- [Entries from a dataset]
####

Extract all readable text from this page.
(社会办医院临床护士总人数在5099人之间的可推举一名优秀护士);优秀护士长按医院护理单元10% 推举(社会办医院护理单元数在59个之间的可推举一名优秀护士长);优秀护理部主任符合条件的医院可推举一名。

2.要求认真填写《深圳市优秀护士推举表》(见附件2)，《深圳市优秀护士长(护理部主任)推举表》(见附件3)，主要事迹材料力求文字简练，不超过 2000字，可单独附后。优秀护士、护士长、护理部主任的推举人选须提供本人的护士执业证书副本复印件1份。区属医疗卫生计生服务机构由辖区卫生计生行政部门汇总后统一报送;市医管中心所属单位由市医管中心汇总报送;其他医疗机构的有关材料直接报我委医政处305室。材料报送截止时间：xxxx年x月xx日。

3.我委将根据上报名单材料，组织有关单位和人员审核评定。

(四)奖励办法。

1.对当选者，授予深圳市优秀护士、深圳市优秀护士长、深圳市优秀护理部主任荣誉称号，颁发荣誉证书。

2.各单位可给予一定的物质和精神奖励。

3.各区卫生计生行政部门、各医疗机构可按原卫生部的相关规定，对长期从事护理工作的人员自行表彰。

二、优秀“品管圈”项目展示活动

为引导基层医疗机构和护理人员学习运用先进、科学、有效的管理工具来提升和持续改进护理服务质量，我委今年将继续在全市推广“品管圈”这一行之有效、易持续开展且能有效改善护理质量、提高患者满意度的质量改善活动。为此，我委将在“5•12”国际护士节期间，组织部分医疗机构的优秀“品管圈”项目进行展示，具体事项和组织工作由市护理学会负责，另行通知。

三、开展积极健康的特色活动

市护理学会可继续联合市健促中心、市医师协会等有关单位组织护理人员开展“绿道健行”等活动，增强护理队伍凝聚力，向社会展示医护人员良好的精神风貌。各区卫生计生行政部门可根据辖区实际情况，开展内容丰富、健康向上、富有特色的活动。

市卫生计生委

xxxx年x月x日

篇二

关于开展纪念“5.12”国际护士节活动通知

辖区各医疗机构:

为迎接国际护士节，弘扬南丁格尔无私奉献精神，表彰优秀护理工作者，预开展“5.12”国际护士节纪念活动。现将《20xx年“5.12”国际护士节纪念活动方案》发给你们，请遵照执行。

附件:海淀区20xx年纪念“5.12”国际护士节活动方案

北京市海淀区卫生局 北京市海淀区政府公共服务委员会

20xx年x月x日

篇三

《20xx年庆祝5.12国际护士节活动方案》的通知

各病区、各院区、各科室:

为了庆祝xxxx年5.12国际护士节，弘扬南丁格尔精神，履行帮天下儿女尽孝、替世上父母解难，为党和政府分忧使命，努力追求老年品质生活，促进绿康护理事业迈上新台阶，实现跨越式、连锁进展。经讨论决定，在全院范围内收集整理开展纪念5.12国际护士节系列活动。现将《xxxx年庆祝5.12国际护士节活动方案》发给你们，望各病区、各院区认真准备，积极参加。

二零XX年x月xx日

####

- [Exercise aim] State how many lines of the records above contain the word "发给你们", and give only that number.

- [Response for this exercise] 2